▸ EXERCISE PROMPT
Whenever a line below holds the word "SRMTID", copy that line.

▸ EXERCISE DATA
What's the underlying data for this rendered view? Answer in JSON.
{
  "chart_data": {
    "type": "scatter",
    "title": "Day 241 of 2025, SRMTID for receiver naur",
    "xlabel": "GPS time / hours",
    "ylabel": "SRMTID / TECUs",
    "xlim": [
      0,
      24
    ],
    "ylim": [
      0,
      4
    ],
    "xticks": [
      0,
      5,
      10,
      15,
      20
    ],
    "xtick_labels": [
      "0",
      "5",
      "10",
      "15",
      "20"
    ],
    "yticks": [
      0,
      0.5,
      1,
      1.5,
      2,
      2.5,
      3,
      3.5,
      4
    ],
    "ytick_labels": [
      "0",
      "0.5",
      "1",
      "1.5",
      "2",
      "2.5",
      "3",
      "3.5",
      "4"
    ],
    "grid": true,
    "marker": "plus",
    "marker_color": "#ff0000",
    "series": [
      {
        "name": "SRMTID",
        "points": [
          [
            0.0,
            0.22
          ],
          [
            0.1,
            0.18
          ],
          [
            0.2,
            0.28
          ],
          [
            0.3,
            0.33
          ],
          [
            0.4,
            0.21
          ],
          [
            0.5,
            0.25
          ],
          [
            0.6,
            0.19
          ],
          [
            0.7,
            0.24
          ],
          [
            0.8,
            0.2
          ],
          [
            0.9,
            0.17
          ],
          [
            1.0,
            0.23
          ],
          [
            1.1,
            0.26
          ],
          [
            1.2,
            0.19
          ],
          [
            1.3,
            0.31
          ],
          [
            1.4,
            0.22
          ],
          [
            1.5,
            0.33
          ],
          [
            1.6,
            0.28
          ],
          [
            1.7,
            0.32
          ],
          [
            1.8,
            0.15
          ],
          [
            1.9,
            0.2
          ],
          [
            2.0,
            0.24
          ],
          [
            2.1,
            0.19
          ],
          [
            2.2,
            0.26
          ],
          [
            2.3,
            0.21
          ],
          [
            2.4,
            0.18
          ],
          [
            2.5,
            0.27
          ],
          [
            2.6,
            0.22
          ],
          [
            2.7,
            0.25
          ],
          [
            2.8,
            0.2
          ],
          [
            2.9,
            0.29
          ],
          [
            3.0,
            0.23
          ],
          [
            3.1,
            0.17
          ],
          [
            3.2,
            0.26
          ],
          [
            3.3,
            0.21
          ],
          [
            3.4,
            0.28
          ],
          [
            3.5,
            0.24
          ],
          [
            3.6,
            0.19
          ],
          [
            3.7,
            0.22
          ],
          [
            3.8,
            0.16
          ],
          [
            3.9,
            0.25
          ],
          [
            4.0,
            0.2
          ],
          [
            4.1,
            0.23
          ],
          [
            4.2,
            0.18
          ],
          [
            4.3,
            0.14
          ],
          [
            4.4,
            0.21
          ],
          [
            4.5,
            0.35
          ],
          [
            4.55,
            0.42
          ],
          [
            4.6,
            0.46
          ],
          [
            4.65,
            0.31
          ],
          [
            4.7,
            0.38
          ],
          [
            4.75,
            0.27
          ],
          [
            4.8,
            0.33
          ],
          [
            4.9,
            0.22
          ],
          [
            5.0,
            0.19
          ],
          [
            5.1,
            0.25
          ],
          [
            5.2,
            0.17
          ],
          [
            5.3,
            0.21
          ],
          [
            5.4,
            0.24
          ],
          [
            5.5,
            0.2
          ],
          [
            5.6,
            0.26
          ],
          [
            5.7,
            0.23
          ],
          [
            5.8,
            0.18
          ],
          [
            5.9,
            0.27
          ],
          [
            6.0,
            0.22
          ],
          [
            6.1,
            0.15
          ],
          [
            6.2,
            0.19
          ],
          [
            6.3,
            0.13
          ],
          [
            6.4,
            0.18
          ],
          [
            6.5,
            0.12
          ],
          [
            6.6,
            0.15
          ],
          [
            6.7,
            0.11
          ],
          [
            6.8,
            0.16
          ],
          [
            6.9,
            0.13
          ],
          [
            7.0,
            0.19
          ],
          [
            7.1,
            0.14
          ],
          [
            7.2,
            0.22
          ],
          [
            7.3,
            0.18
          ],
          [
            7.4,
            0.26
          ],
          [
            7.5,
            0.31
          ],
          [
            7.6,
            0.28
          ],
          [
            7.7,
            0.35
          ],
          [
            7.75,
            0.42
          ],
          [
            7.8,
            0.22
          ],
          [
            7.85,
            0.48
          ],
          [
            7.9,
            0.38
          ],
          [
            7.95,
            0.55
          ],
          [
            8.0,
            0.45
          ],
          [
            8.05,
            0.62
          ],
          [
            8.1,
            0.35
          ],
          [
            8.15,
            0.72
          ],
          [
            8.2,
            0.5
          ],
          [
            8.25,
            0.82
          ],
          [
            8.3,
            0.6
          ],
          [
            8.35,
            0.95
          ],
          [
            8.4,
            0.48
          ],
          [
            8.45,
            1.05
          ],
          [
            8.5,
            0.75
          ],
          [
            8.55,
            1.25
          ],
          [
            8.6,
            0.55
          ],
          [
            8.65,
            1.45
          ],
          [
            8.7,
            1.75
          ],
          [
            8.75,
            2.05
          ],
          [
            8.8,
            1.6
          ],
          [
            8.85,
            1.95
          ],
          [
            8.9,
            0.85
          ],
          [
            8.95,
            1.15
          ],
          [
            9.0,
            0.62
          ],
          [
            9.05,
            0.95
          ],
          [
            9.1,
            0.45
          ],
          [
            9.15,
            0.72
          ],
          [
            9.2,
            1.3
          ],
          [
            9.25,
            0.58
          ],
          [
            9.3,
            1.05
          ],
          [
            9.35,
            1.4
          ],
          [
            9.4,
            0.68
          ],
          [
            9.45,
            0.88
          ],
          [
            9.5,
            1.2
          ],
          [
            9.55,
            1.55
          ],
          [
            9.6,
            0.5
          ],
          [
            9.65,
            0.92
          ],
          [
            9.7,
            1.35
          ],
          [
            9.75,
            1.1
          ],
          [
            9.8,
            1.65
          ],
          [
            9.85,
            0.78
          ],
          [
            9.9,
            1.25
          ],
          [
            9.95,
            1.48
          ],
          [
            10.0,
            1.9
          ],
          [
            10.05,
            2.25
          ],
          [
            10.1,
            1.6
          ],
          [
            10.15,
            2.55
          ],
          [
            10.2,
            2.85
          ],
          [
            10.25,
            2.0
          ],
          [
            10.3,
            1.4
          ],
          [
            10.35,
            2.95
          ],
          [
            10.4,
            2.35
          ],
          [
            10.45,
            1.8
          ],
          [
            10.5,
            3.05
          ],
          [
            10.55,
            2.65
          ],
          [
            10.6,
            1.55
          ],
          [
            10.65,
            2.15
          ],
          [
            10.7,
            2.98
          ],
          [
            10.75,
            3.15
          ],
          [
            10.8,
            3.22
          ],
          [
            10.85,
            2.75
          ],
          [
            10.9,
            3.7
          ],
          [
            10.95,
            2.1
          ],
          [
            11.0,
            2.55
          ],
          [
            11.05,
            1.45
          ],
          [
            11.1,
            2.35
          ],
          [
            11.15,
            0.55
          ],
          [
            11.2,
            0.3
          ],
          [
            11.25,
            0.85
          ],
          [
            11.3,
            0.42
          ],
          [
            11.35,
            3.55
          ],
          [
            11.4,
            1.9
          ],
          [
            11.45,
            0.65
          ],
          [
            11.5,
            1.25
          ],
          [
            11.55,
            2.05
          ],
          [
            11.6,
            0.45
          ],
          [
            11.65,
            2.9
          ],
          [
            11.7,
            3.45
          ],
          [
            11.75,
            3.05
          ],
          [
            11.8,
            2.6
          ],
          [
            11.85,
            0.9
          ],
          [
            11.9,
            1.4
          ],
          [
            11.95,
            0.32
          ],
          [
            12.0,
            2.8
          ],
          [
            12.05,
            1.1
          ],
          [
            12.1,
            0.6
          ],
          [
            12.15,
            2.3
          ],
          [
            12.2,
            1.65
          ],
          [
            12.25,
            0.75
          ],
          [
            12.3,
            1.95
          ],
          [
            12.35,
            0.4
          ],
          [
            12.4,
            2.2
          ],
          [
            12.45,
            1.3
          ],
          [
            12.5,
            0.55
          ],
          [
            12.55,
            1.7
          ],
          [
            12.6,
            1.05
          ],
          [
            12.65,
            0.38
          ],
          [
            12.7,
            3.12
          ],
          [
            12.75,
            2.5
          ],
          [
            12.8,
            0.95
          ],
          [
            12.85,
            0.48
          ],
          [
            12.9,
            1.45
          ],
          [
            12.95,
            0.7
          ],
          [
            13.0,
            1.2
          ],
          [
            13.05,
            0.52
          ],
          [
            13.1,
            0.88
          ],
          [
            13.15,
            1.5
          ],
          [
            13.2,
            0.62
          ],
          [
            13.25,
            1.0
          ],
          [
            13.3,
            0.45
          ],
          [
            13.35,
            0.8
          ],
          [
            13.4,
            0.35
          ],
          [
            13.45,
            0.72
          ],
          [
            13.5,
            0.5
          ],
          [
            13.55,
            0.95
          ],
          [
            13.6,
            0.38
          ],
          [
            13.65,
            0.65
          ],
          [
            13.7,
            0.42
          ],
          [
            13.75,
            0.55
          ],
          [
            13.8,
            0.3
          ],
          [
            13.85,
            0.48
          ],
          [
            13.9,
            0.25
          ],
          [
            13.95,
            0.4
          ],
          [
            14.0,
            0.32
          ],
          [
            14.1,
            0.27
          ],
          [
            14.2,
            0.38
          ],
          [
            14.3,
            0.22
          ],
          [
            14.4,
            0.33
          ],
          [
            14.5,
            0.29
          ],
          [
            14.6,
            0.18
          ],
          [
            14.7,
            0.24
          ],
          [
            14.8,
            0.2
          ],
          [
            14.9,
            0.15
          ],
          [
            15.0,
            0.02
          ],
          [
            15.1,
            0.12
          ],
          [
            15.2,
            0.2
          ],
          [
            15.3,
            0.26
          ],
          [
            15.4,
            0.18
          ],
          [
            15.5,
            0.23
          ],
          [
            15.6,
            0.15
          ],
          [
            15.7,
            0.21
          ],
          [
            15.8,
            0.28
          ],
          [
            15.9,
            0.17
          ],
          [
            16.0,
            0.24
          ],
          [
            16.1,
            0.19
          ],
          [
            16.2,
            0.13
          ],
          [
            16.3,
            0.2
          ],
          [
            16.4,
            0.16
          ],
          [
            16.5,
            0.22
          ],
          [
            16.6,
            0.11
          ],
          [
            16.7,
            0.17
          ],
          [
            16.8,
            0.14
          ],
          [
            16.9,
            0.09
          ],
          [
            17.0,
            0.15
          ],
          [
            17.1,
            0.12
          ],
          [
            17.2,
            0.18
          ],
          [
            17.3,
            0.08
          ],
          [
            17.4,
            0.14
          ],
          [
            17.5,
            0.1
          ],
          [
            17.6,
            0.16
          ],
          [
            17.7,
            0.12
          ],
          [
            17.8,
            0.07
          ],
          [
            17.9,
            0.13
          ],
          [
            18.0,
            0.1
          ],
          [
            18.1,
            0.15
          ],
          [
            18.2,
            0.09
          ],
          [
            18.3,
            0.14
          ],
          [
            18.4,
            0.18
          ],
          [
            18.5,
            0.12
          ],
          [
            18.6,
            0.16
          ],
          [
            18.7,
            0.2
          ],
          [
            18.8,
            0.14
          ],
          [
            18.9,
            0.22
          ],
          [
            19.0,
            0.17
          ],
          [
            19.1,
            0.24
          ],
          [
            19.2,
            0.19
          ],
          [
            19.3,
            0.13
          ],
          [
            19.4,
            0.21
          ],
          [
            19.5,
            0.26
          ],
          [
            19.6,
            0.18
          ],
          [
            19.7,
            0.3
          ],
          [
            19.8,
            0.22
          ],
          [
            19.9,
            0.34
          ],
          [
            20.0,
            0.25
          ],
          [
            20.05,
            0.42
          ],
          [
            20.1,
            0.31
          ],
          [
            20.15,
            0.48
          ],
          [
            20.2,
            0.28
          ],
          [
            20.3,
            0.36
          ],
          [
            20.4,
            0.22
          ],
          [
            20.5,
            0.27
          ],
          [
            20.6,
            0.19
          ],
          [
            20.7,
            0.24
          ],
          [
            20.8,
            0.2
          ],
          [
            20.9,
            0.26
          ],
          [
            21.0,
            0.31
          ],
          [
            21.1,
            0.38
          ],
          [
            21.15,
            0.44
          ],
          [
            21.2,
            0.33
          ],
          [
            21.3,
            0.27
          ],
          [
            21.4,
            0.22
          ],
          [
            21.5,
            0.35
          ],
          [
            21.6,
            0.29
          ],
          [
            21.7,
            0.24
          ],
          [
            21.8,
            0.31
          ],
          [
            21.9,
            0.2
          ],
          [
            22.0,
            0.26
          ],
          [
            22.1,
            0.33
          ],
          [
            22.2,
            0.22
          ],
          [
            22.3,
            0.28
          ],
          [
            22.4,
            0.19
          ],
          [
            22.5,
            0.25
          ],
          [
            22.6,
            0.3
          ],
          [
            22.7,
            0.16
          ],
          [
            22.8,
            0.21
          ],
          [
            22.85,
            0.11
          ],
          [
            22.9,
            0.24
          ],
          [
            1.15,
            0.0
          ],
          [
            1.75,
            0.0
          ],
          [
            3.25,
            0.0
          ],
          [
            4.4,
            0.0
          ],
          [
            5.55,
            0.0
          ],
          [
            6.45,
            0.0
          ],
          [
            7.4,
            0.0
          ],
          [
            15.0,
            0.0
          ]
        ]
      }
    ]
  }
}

▸ EXERCISE RESULT
    "title": "Day 241 of 2025, SRMTID for receiver naur",
    "ylabel": "SRMTID / TECUs",
        "name": "SRMTID",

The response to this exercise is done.